#### Work to do:
Identify the lines that contain the string "JSON" and copy all of them.

(Extracted records)
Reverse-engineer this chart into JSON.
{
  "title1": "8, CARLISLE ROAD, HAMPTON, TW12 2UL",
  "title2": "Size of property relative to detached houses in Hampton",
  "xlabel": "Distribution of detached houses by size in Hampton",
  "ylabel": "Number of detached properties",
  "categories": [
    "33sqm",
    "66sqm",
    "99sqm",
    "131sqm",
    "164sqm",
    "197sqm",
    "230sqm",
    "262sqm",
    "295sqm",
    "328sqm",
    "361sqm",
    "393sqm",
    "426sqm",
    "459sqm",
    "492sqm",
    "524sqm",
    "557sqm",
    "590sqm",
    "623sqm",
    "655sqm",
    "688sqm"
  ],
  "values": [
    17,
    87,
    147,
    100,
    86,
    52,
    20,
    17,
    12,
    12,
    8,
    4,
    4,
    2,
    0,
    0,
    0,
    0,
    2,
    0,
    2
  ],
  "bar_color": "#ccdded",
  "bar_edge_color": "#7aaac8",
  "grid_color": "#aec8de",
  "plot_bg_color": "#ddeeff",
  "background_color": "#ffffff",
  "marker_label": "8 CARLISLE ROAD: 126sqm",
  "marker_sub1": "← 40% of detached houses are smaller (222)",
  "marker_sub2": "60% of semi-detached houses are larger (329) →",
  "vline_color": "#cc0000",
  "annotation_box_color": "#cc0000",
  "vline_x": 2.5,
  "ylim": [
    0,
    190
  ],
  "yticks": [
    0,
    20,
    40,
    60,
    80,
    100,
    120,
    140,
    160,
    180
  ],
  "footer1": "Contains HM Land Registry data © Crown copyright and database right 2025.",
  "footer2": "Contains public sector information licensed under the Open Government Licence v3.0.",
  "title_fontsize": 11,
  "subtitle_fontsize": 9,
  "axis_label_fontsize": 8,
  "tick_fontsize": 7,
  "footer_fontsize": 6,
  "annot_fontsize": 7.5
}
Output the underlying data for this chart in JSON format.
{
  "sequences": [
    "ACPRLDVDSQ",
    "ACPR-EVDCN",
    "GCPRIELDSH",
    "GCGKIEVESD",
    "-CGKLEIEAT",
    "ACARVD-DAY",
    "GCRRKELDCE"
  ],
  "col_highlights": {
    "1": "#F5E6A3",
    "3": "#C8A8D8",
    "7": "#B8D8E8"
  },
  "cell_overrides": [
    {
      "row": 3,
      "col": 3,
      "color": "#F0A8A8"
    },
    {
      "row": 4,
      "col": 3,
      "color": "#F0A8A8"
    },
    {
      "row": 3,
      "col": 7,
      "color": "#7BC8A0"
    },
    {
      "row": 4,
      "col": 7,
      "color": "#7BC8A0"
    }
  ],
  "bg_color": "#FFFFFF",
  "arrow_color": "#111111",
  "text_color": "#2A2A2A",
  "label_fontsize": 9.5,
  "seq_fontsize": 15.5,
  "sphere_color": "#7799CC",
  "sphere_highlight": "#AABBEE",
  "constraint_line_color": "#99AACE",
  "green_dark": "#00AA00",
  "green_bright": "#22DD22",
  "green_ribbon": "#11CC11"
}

#### Full solution:
Reverse-engineer this chart into JSON.
Output the underlying data for this chart in JSON format.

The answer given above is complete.